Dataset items
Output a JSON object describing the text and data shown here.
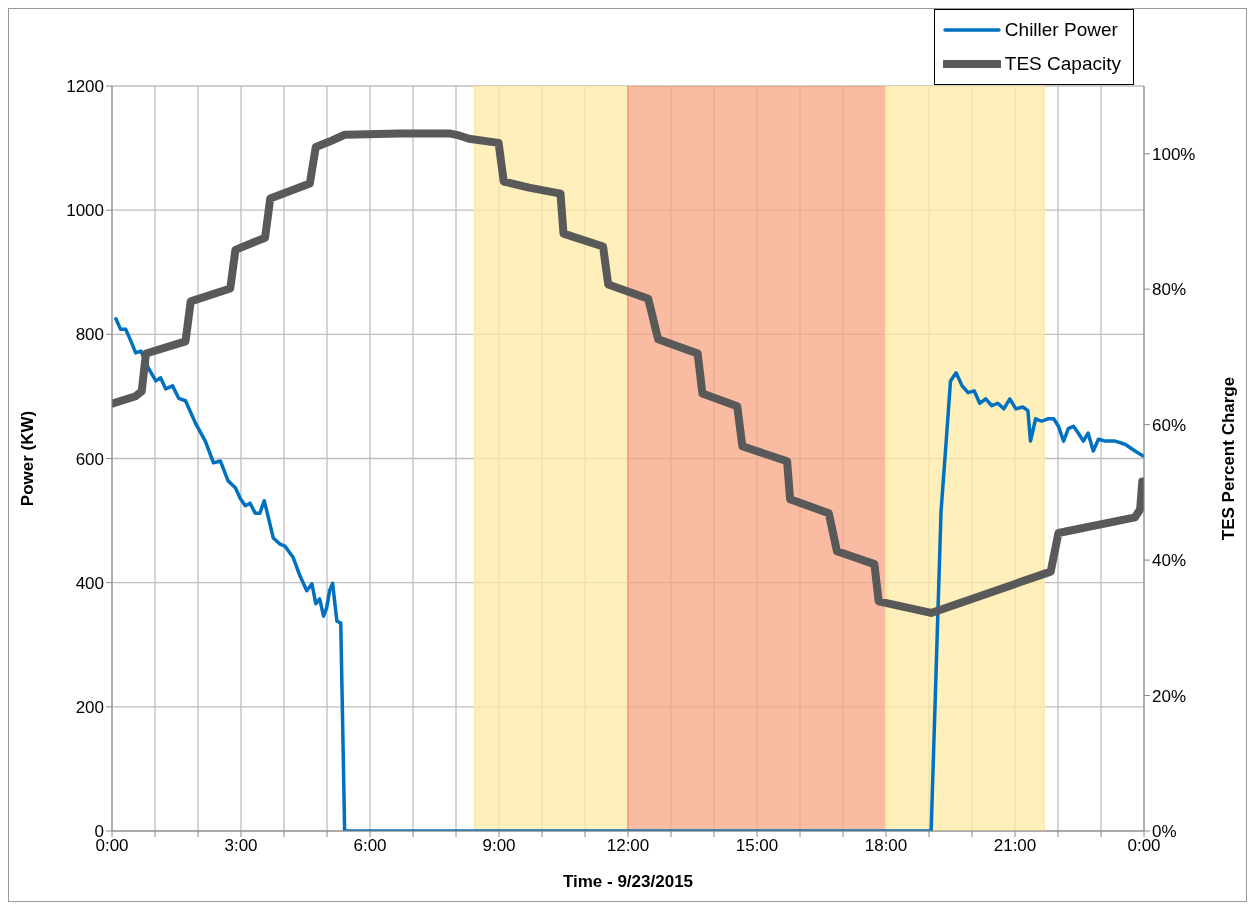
{
  "chart_data": {
    "type": "line",
    "xlabel": "Time - 9/23/2015",
    "ylabel": "Power (KW)",
    "y2label": "TES Percent Charge",
    "xlim": [
      0,
      24
    ],
    "xticks": [
      {
        "value": 0,
        "label": "0:00"
      },
      {
        "value": 1,
        "label": null
      },
      {
        "value": 2,
        "label": null
      },
      {
        "value": 3,
        "label": "3:00"
      },
      {
        "value": 4,
        "label": null
      },
      {
        "value": 5,
        "label": null
      },
      {
        "value": 6,
        "label": "6:00"
      },
      {
        "value": 7,
        "label": null
      },
      {
        "value": 8,
        "label": null
      },
      {
        "value": 9,
        "label": "9:00"
      },
      {
        "value": 10,
        "label": null
      },
      {
        "value": 11,
        "label": null
      },
      {
        "value": 12,
        "label": "12:00"
      },
      {
        "value": 13,
        "label": null
      },
      {
        "value": 14,
        "label": null
      },
      {
        "value": 15,
        "label": "15:00"
      },
      {
        "value": 16,
        "label": null
      },
      {
        "value": 17,
        "label": null
      },
      {
        "value": 18,
        "label": "18:00"
      },
      {
        "value": 19,
        "label": null
      },
      {
        "value": 20,
        "label": null
      },
      {
        "value": 21,
        "label": "21:00"
      },
      {
        "value": 22,
        "label": null
      },
      {
        "value": 23,
        "label": null
      },
      {
        "value": 24,
        "label": "0:00"
      }
    ],
    "ylim": [
      0,
      1200
    ],
    "yticks": [
      0,
      200,
      400,
      600,
      800,
      1000,
      1200
    ],
    "y2lim": [
      0,
      110
    ],
    "y2ticks": [
      {
        "value": 0,
        "label": "0%"
      },
      {
        "value": 20,
        "label": "20%"
      },
      {
        "value": 40,
        "label": "40%"
      },
      {
        "value": 60,
        "label": "60%"
      },
      {
        "value": 80,
        "label": "80%"
      },
      {
        "value": 100,
        "label": "100%"
      }
    ],
    "grid": true,
    "legend": "top right",
    "marker": "none",
    "bands": [
      {
        "axis": "x",
        "from": 8.44,
        "to": 12,
        "color": "#fde9a4"
      },
      {
        "axis": "x",
        "from": 12,
        "to": 18,
        "color": "#f7a482"
      },
      {
        "axis": "x",
        "from": 18,
        "to": 21.67,
        "color": "#fde9a4"
      }
    ],
    "series": [
      {
        "name": "Chiller Power",
        "color": "#0070c0",
        "x": [
          0.09,
          0.2,
          0.32,
          0.44,
          0.55,
          0.67,
          0.86,
          1.02,
          1.13,
          1.25,
          1.41,
          1.55,
          1.71,
          1.94,
          2.17,
          2.36,
          2.52,
          2.7,
          2.87,
          2.98,
          3.1,
          3.21,
          3.33,
          3.44,
          3.54,
          3.63,
          3.75,
          3.91,
          4.02,
          4.21,
          4.37,
          4.53,
          4.65,
          4.74,
          4.83,
          4.92,
          4.99,
          5.06,
          5.13,
          5.23,
          5.32,
          5.41,
          8,
          12,
          16,
          19.05,
          19.28,
          19.4,
          19.5,
          19.63,
          19.77,
          19.91,
          20.05,
          20.18,
          20.32,
          20.46,
          20.6,
          20.74,
          20.88,
          21.02,
          21.18,
          21.3,
          21.36,
          21.48,
          21.62,
          21.76,
          21.9,
          22.01,
          22.13,
          22.24,
          22.36,
          22.47,
          22.59,
          22.7,
          22.82,
          22.94,
          23.1,
          23.33,
          23.56,
          23.79,
          23.98
        ],
        "values": [
          825,
          808,
          808,
          789,
          770,
          773,
          744,
          725,
          730,
          712,
          717,
          697,
          693,
          657,
          628,
          593,
          596,
          564,
          553,
          536,
          524,
          528,
          512,
          512,
          532,
          507,
          472,
          462,
          459,
          441,
          411,
          387,
          398,
          366,
          374,
          346,
          359,
          387,
          399,
          338,
          335,
          0,
          0,
          0,
          0,
          0,
          515,
          628,
          725,
          738,
          717,
          706,
          709,
          689,
          696,
          685,
          689,
          680,
          696,
          680,
          683,
          677,
          628,
          664,
          660,
          664,
          664,
          652,
          628,
          648,
          652,
          641,
          628,
          641,
          612,
          631,
          628,
          628,
          623,
          612,
          604
        ]
      },
      {
        "name": "TES Capacity",
        "color": "#595959",
        "axis": "y2",
        "x": [
          0,
          0.55,
          0.69,
          0.79,
          1.71,
          1.83,
          2.75,
          2.87,
          3.56,
          3.68,
          4.6,
          4.74,
          5.06,
          5.41,
          6.68,
          7.84,
          8.07,
          8.3,
          8.99,
          9.11,
          9.7,
          10.43,
          10.5,
          11.42,
          11.54,
          12.47,
          12.7,
          13.62,
          13.73,
          14.54,
          14.66,
          15.7,
          15.77,
          16.67,
          16.86,
          17.73,
          17.83,
          19.05,
          21.83,
          22.01,
          23.79,
          23.91,
          23.96
        ],
        "values": [
          63.1,
          64.2,
          64.9,
          70.5,
          72.3,
          78.2,
          80.1,
          85.8,
          87.6,
          93.4,
          95.6,
          101.0,
          101.8,
          102.8,
          103.0,
          103.0,
          102.7,
          102.2,
          101.6,
          95.9,
          95.0,
          94.1,
          88.2,
          86.3,
          80.7,
          78.6,
          72.6,
          70.5,
          64.6,
          62.7,
          56.8,
          54.6,
          49.0,
          46.9,
          41.3,
          39.4,
          33.9,
          32.2,
          38.3,
          44.0,
          46.3,
          47.5,
          51.6
        ]
      }
    ]
  }
}
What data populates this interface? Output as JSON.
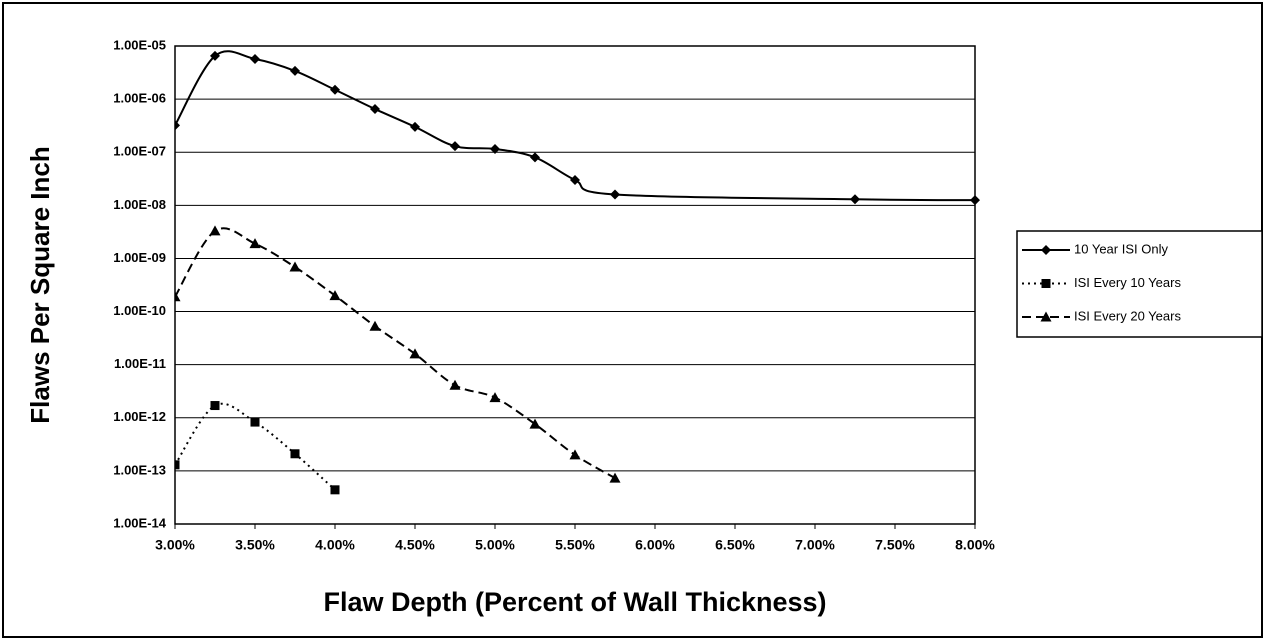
{
  "chart_data": {
    "type": "line",
    "x_label": "Flaw Depth (Percent of Wall Thickness)",
    "y_label": "Flaws Per Square Inch",
    "log_y": true,
    "grid": true,
    "legend": "right",
    "xlim": [
      3,
      8
    ],
    "xticks": [
      {
        "value": 3,
        "label": "3.00%"
      },
      {
        "value": 3.5,
        "label": "3.50%"
      },
      {
        "value": 4,
        "label": "4.00%"
      },
      {
        "value": 4.5,
        "label": "4.50%"
      },
      {
        "value": 5,
        "label": "5.00%"
      },
      {
        "value": 5.5,
        "label": "5.50%"
      },
      {
        "value": 6,
        "label": "6.00%"
      },
      {
        "value": 6.5,
        "label": "6.50%"
      },
      {
        "value": 7,
        "label": "7.00%"
      },
      {
        "value": 7.5,
        "label": "7.50%"
      },
      {
        "value": 8,
        "label": "8.00%"
      }
    ],
    "ylim": [
      1e-14,
      1e-05
    ],
    "yticks": [
      {
        "value": 1e-05,
        "label": "1.00E-05"
      },
      {
        "value": 1e-06,
        "label": "1.00E-06"
      },
      {
        "value": 1e-07,
        "label": "1.00E-07"
      },
      {
        "value": 1e-08,
        "label": "1.00E-08"
      },
      {
        "value": 1e-09,
        "label": "1.00E-09"
      },
      {
        "value": 1e-10,
        "label": "1.00E-10"
      },
      {
        "value": 1e-11,
        "label": "1.00E-11"
      },
      {
        "value": 1e-12,
        "label": "1.00E-12"
      },
      {
        "value": 1e-13,
        "label": "1.00E-13"
      },
      {
        "value": 1e-14,
        "label": "1.00E-14"
      }
    ],
    "series": [
      {
        "name": "10 Year ISI Only",
        "color": "#000000",
        "dash": "solid",
        "marker": "diamond",
        "x": [
          3,
          3.25,
          3.5,
          3.75,
          4,
          4.25,
          4.5,
          4.75,
          5,
          5.25,
          5.5,
          5.75,
          7.25,
          8
        ],
        "values": [
          3.2e-07,
          6.5e-06,
          5.7e-06,
          3.4e-06,
          1.5e-06,
          6.5e-07,
          3e-07,
          1.3e-07,
          1.15e-07,
          8e-08,
          3e-08,
          1.6e-08,
          1.3e-08,
          1.25e-08
        ]
      },
      {
        "name": "ISI Every 10 Years",
        "color": "#000000",
        "dash": "dot",
        "marker": "square",
        "x": [
          3,
          3.25,
          3.5,
          3.75,
          4
        ],
        "values": [
          1.3e-13,
          1.7e-12,
          8.3e-13,
          2.1e-13,
          4.4e-14
        ]
      },
      {
        "name": "ISI Every 20 Years",
        "color": "#000000",
        "dash": "dash",
        "marker": "triangle",
        "x": [
          3,
          3.25,
          3.5,
          3.75,
          4,
          4.25,
          4.5,
          4.75,
          5,
          5.25,
          5.5,
          5.75
        ],
        "values": [
          1.9e-10,
          3.3e-09,
          1.9e-09,
          6.9e-10,
          2e-10,
          5.3e-11,
          1.6e-11,
          4.1e-12,
          2.4e-12,
          7.6e-13,
          2e-13,
          7.3e-14
        ]
      }
    ]
  }
}
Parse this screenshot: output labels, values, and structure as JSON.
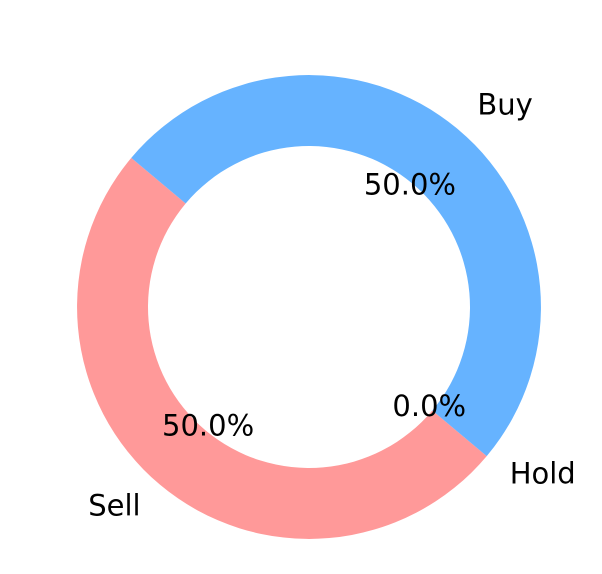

EXERCISE DETAILS: Report each line of the material above where the word "Every" appears.

WORKED ANSWER:
        "name": "ISI Every 10 Years",
        "name": "ISI Every 20 Years",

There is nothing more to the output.